#### GOAL
Read the records and gather each line that includes "Rudolf".

## Begin

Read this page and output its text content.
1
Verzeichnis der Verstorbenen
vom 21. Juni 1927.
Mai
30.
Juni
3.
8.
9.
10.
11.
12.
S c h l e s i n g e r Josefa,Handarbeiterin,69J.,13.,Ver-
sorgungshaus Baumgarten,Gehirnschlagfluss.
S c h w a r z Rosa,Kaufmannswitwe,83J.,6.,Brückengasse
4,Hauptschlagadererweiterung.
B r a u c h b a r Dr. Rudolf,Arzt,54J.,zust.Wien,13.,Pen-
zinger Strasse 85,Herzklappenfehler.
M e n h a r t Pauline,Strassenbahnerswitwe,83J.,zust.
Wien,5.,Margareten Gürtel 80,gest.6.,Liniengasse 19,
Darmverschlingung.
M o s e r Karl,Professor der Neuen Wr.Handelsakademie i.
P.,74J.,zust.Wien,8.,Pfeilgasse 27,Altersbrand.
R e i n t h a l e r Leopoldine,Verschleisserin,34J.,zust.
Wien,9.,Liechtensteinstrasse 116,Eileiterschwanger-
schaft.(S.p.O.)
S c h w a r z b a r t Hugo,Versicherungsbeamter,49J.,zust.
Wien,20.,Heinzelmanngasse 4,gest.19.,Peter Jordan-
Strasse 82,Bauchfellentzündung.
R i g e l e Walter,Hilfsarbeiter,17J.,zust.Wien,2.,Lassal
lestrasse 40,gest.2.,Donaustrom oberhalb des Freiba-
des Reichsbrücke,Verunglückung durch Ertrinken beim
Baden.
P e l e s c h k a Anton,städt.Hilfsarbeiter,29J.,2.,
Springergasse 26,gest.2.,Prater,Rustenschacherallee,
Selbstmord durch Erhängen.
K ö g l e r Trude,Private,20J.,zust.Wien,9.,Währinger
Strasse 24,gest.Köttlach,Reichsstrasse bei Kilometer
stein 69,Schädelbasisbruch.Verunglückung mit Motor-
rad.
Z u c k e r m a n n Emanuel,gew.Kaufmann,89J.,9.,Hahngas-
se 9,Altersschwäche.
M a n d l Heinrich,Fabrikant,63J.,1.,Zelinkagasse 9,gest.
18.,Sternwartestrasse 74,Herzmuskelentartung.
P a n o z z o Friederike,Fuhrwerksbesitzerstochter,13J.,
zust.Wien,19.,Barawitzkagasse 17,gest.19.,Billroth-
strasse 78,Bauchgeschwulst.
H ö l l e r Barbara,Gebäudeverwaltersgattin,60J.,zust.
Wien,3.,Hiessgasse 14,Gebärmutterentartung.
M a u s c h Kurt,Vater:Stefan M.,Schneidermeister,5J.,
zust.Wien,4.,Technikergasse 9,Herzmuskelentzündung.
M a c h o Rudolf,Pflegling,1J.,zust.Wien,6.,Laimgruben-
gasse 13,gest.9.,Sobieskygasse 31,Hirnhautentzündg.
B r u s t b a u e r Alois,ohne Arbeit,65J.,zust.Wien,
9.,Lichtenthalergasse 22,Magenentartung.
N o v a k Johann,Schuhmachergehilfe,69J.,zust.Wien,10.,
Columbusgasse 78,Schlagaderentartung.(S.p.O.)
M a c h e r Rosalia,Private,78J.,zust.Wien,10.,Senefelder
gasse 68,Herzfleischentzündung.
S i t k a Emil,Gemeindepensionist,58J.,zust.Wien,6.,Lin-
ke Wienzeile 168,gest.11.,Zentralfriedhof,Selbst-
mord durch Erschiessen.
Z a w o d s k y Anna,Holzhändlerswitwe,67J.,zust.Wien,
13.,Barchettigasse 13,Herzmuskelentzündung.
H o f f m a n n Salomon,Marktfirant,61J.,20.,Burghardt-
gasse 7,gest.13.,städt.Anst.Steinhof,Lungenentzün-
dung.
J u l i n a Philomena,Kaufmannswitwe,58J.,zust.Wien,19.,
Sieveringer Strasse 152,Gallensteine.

## End

#### THE RESPONSE
B r a u c h b a r Dr. Rudolf,Arzt,54J.,zust.Wien,13.,Pen-
M a c h o Rudolf,Pflegling,1J.,zust.Wien,6.,Laimgruben-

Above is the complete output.